> WHAT YOU WILL DO
Repeat the listing in full. Nothing may be added or left out.

> EXCERPTED RECORDS
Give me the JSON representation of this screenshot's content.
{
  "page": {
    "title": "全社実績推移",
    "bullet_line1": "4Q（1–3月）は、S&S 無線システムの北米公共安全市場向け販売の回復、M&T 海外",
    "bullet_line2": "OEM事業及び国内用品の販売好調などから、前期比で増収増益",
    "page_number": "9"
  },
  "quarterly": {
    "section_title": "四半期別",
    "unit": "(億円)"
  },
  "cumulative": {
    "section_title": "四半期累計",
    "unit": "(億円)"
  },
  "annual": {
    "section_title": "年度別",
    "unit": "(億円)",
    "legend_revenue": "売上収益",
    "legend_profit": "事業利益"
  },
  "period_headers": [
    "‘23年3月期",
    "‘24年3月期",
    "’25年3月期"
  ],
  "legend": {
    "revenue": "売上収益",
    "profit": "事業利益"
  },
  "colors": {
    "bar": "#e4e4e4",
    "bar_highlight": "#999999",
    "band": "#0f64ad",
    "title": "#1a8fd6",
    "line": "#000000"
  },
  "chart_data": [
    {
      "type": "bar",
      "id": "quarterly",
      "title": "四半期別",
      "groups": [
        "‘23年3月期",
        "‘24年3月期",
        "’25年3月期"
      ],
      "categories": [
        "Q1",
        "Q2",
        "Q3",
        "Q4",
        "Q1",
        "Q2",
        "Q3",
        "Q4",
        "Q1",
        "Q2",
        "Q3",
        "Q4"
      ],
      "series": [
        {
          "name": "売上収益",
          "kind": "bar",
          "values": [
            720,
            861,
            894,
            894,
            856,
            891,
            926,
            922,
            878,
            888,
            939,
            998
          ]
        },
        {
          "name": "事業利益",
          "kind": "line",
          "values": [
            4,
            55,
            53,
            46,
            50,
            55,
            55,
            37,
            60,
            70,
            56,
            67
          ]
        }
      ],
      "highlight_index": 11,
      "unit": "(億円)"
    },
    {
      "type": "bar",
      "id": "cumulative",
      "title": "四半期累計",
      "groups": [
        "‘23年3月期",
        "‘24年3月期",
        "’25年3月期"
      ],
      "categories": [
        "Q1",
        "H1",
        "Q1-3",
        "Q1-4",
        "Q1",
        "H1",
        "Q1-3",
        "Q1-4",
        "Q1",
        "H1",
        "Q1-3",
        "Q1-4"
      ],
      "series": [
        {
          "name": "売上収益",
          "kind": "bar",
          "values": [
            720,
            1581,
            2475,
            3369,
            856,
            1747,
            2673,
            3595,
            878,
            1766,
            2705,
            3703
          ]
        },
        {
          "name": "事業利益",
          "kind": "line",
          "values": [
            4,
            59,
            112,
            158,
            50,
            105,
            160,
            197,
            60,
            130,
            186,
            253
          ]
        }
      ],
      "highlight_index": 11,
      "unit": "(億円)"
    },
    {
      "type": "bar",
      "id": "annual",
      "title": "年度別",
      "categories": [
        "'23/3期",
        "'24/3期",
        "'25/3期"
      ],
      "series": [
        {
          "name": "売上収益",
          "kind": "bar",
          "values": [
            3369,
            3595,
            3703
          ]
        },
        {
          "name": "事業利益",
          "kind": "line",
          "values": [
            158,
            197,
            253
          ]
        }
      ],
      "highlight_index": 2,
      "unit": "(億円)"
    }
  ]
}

> CORRECT ANSWER
Give me the JSON representation of this screenshot's content.
{
  "page": {
    "title": "全社実績推移",
    "bullet_line1": "4Q（1–3月）は、S&S 無線システムの北米公共安全市場向け販売の回復、M&T 海外",
    "bullet_line2": "OEM事業及び国内用品の販売好調などから、前期比で増収増益",
    "page_number": "9"
  },
  "quarterly": {
    "section_title": "四半期別",
    "unit": "(億円)"
  },
  "cumulative": {
    "section_title": "四半期累計",
    "unit": "(億円)"
  },
  "annual": {
    "section_title": "年度別",
    "unit": "(億円)",
    "legend_revenue": "売上収益",
    "legend_profit": "事業利益"
  },
  "period_headers": [
    "‘23年3月期",
    "‘24年3月期",
    "’25年3月期"
  ],
  "legend": {
    "revenue": "売上収益",
    "profit": "事業利益"
  },
  "colors": {
    "bar": "#e4e4e4",
    "bar_highlight": "#999999",
    "band": "#0f64ad",
    "title": "#1a8fd6",
    "line": "#000000"
  },
  "chart_data": [
    {
      "type": "bar",
      "id": "quarterly",
      "title": "四半期別",
      "groups": [
        "‘23年3月期",
        "‘24年3月期",
        "’25年3月期"
      ],
      "categories": [
        "Q1",
        "Q2",
        "Q3",
        "Q4",
        "Q1",
        "Q2",
        "Q3",
        "Q4",
        "Q1",
        "Q2",
        "Q3",
        "Q4"
      ],
      "series": [
        {
          "name": "売上収益",
          "kind": "bar",
          "values": [
            720,
            861,
            894,
            894,
            856,
            891,
            926,
            922,
            878,
            888,
            939,
            998
          ]
        },
        {
          "name": "事業利益",
          "kind": "line",
          "values": [
            4,
            55,
            53,
            46,
            50,
            55,
            55,
            37,
            60,
            70,
            56,
            67
          ]
        }
      ],
      "highlight_index": 11,
      "unit": "(億円)"
    },
    {
      "type": "bar",
      "id": "cumulative",
      "title": "四半期累計",
      "groups": [
        "‘23年3月期",
        "‘24年3月期",
        "’25年3月期"
      ],
      "categories": [
        "Q1",
        "H1",
        "Q1-3",
        "Q1-4",
        "Q1",
        "H1",
        "Q1-3",
        "Q1-4",
        "Q1",
        "H1",
        "Q1-3",
        "Q1-4"
      ],
      "series": [
        {
          "name": "売上収益",
          "kind": "bar",
          "values": [
            720,
            1581,
            2475,
            3369,
            856,
            1747,
            2673,
            3595,
            878,
            1766,
            2705,
            3703
          ]
        },
        {
          "name": "事業利益",
          "kind": "line",
          "values": [
            4,
            59,
            112,
            158,
            50,
            105,
            160,
            197,
            60,
            130,
            186,
            253
          ]
        }
      ],
      "highlight_index": 11,
      "unit": "(億円)"
    },
    {
      "type": "bar",
      "id": "annual",
      "title": "年度別",
      "categories": [
        "'23/3期",
        "'24/3期",
        "'25/3期"
      ],
      "series": [
        {
          "name": "売上収益",
          "kind": "bar",
          "values": [
            3369,
            3595,
            3703
          ]
        },
        {
          "name": "事業利益",
          "kind": "line",
          "values": [
            158,
            197,
            253
          ]
        }
      ],
      "highlight_index": 2,
      "unit": "(億円)"
    }
  ]
}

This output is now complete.